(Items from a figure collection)
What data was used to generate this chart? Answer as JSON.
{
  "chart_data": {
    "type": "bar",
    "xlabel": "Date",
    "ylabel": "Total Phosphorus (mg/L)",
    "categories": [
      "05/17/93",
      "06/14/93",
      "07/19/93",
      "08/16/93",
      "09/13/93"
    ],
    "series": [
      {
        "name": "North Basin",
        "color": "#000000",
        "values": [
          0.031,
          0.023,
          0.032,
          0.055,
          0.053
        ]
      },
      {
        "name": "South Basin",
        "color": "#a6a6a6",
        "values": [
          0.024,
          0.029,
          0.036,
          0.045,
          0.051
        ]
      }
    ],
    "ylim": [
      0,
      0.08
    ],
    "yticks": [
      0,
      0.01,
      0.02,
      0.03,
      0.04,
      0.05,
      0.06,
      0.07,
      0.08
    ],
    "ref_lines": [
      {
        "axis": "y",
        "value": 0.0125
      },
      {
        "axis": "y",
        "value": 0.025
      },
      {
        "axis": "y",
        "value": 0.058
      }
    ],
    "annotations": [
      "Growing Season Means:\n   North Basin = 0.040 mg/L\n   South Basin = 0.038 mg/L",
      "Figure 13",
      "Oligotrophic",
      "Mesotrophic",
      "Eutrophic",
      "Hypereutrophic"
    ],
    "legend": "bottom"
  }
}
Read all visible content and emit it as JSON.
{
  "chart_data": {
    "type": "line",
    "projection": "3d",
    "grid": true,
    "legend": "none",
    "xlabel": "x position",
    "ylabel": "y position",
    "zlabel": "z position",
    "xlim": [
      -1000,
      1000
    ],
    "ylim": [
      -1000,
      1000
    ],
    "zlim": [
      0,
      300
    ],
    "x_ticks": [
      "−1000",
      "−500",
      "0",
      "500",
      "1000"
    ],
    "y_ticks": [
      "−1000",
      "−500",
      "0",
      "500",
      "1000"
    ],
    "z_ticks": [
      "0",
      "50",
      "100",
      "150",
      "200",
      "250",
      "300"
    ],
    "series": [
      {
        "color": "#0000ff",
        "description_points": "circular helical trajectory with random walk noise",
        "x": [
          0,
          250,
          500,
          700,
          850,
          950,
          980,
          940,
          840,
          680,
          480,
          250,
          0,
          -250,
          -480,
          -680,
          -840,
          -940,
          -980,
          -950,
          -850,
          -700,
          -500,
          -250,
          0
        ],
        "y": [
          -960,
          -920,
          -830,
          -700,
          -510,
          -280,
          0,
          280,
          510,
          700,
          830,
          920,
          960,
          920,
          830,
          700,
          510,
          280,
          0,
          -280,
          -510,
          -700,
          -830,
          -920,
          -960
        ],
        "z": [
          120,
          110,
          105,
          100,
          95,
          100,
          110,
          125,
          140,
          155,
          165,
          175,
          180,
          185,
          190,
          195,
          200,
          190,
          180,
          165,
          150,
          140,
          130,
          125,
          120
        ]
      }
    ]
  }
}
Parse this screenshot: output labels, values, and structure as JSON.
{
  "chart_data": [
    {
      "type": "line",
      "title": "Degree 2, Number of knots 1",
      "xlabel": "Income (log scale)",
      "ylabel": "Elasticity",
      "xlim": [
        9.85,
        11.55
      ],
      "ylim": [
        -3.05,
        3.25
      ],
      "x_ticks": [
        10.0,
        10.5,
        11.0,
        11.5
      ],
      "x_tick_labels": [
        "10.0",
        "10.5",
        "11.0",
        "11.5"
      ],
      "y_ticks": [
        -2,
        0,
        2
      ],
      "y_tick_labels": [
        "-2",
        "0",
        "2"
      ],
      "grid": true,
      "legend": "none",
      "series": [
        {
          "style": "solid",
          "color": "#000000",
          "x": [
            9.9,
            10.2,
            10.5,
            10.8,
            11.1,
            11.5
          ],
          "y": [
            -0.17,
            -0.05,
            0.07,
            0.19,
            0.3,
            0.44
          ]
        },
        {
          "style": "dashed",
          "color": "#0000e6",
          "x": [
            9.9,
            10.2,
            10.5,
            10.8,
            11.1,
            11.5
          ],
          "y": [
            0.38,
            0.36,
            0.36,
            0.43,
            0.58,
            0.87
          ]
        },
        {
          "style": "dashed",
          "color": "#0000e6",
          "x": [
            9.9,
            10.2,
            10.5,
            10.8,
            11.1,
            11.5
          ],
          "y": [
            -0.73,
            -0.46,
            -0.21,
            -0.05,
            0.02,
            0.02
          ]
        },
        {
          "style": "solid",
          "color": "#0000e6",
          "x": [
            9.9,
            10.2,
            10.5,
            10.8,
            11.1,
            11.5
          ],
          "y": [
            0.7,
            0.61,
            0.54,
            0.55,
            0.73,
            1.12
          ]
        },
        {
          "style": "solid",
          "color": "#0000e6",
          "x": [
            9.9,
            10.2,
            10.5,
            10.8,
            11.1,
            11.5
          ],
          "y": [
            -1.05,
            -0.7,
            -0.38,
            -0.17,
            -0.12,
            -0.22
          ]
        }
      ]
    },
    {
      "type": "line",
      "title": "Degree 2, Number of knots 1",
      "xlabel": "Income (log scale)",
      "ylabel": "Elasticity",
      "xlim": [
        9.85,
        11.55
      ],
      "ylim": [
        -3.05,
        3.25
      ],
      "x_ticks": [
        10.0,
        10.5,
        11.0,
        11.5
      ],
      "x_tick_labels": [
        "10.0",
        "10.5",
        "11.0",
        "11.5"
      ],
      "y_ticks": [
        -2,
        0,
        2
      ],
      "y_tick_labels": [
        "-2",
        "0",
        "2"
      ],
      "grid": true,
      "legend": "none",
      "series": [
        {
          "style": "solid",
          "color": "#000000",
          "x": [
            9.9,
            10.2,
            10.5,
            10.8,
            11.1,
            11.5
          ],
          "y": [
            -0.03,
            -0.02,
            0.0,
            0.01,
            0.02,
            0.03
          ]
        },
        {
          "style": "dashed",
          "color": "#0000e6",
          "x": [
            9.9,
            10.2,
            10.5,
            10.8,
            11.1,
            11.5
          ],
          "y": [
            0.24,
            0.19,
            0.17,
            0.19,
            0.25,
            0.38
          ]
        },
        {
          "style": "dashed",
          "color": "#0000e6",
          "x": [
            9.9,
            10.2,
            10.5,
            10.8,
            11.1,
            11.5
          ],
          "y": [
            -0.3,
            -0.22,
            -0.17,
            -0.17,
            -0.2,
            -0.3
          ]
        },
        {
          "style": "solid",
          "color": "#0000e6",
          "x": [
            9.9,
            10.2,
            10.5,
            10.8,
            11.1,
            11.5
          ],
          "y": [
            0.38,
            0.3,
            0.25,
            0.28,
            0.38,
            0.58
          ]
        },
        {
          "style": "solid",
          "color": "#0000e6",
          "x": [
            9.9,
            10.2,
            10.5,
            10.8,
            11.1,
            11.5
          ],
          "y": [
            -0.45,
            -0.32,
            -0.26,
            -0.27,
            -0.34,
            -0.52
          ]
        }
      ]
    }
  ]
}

_Problem description_
All of the records must be retyped exactly as they are.

_Final result_
What data was used to generate this chart? Answer as JSON.
{
  "chart_data": {
    "type": "bar",
    "xlabel": "Date",
    "ylabel": "Total Phosphorus (mg/L)",
    "categories": [
      "05/17/93",
      "06/14/93",
      "07/19/93",
      "08/16/93",
      "09/13/93"
    ],
    "series": [
      {
        "name": "North Basin",
        "color": "#000000",
        "values": [
          0.031,
          0.023,
          0.032,
          0.055,
          0.053
        ]
      },
      {
        "name": "South Basin",
        "color": "#a6a6a6",
        "values": [
          0.024,
          0.029,
          0.036,
          0.045,
          0.051
        ]
      }
    ],
    "ylim": [
      0,
      0.08
    ],
    "yticks": [
      0,
      0.01,
      0.02,
      0.03,
      0.04,
      0.05,
      0.06,
      0.07,
      0.08
    ],
    "ref_lines": [
      {
        "axis": "y",
        "value": 0.0125
      },
      {
        "axis": "y",
        "value": 0.025
      },
      {
        "axis": "y",
        "value": 0.058
      }
    ],
    "annotations": [
      "Growing Season Means:\n   North Basin = 0.040 mg/L\n   South Basin = 0.038 mg/L",
      "Figure 13",
      "Oligotrophic",
      "Mesotrophic",
      "Eutrophic",
      "Hypereutrophic"
    ],
    "legend": "bottom"
  }
}
Read all visible content and emit it as JSON.
{
  "chart_data": {
    "type": "line",
    "projection": "3d",
    "grid": true,
    "legend": "none",
    "xlabel": "x position",
    "ylabel": "y position",
    "zlabel": "z position",
    "xlim": [
      -1000,
      1000
    ],
    "ylim": [
      -1000,
      1000
    ],
    "zlim": [
      0,
      300
    ],
    "x_ticks": [
      "−1000",
      "−500",
      "0",
      "500",
      "1000"
    ],
    "y_ticks": [
      "−1000",
      "−500",
      "0",
      "500",
      "1000"
    ],
    "z_ticks": [
      "0",
      "50",
      "100",
      "150",
      "200",
      "250",
      "300"
    ],
    "series": [
      {
        "color": "#0000ff",
        "description_points": "circular helical trajectory with random walk noise",
        "x": [
          0,
          250,
          500,
          700,
          850,
          950,
          980,
          940,
          840,
          680,
          480,
          250,
          0,
          -250,
          -480,
          -680,
          -840,
          -940,
          -980,
          -950,
          -850,
          -700,
          -500,
          -250,
          0
        ],
        "y": [
          -960,
          -920,
          -830,
          -700,
          -510,
          -280,
          0,
          280,
          510,
          700,
          830,
          920,
          960,
          920,
          830,
          700,
          510,
          280,
          0,
          -280,
          -510,
          -700,
          -830,
          -920,
          -960
        ],
        "z": [
          120,
          110,
          105,
          100,
          95,
          100,
          110,
          125,
          140,
          155,
          165,
          175,
          180,
          185,
          190,
          195,
          200,
          190,
          180,
          165,
          150,
          140,
          130,
          125,
          120
        ]
      }
    ]
  }
}
Parse this screenshot: output labels, values, and structure as JSON.
{
  "chart_data": [
    {
      "type": "line",
      "title": "Degree 2, Number of knots 1",
      "xlabel": "Income (log scale)",
      "ylabel": "Elasticity",
      "xlim": [
        9.85,
        11.55
      ],
      "ylim": [
        -3.05,
        3.25
      ],
      "x_ticks": [
        10.0,
        10.5,
        11.0,
        11.5
      ],
      "x_tick_labels": [
        "10.0",
        "10.5",
        "11.0",
        "11.5"
      ],
      "y_ticks": [
        -2,
        0,
        2
      ],
      "y_tick_labels": [
        "-2",
        "0",
        "2"
      ],
      "grid": true,
      "legend": "none",
      "series": [
        {
          "style": "solid",
          "color": "#000000",
          "x": [
            9.9,
            10.2,
            10.5,
            10.8,
            11.1,
            11.5
          ],
          "y": [
            -0.17,
            -0.05,
            0.07,
            0.19,
            0.3,
            0.44
          ]
        },
        {
          "style": "dashed",
          "color": "#0000e6",
          "x": [
            9.9,
            10.2,
            10.5,
            10.8,
            11.1,
            11.5
          ],
          "y": [
            0.38,
            0.36,
            0.36,
            0.43,
            0.58,
            0.87
          ]
        },
        {
          "style": "dashed",
          "color": "#0000e6",
          "x": [
            9.9,
            10.2,
            10.5,
            10.8,
            11.1,
            11.5
          ],
          "y": [
            -0.73,
            -0.46,
            -0.21,
            -0.05,
            0.02,
            0.02
          ]
        },
        {
          "style": "solid",
          "color": "#0000e6",
          "x": [
            9.9,
            10.2,
            10.5,
            10.8,
            11.1,
            11.5
          ],
          "y": [
            0.7,
            0.61,
            0.54,
            0.55,
            0.73,
            1.12
          ]
        },
        {
          "style": "solid",
          "color": "#0000e6",
          "x": [
            9.9,
            10.2,
            10.5,
            10.8,
            11.1,
            11.5
          ],
          "y": [
            -1.05,
            -0.7,
            -0.38,
            -0.17,
            -0.12,
            -0.22
          ]
        }
      ]
    },
    {
      "type": "line",
      "title": "Degree 2, Number of knots 1",
      "xlabel": "Income (log scale)",
      "ylabel": "Elasticity",
      "xlim": [
        9.85,
        11.55
      ],
      "ylim": [
        -3.05,
        3.25
      ],
      "x_ticks": [
        10.0,
        10.5,
        11.0,
        11.5
      ],
      "x_tick_labels": [
        "10.0",
        "10.5",
        "11.0",
        "11.5"
      ],
      "y_ticks": [
        -2,
        0,
        2
      ],
      "y_tick_labels": [
        "-2",
        "0",
        "2"
      ],
      "grid": true,
      "legend": "none",
      "series": [
        {
          "style": "solid",
          "color": "#000000",
          "x": [
            9.9,
            10.2,
            10.5,
            10.8,
            11.1,
            11.5
          ],
          "y": [
            -0.03,
            -0.02,
            0.0,
            0.01,
            0.02,
            0.03
          ]
        },
        {
          "style": "dashed",
          "color": "#0000e6",
          "x": [
            9.9,
            10.2,
            10.5,
            10.8,
            11.1,
            11.5
          ],
          "y": [
            0.24,
            0.19,
            0.17,
            0.19,
            0.25,
            0.38
          ]
        },
        {
          "style": "dashed",
          "color": "#0000e6",
          "x": [
            9.9,
            10.2,
            10.5,
            10.8,
            11.1,
            11.5
          ],
          "y": [
            -0.3,
            -0.22,
            -0.17,
            -0.17,
            -0.2,
            -0.3
          ]
        },
        {
          "style": "solid",
          "color": "#0000e6",
          "x": [
            9.9,
            10.2,
            10.5,
            10.8,
            11.1,
            11.5
          ],
          "y": [
            0.38,
            0.3,
            0.25,
            0.28,
            0.38,
            0.58
          ]
        },
        {
          "style": "solid",
          "color": "#0000e6",
          "x": [
            9.9,
            10.2,
            10.5,
            10.8,
            11.1,
            11.5
          ],
          "y": [
            -0.45,
            -0.32,
            -0.26,
            -0.27,
            -0.34,
            -0.52
          ]
        }
      ]
    }
  ]
}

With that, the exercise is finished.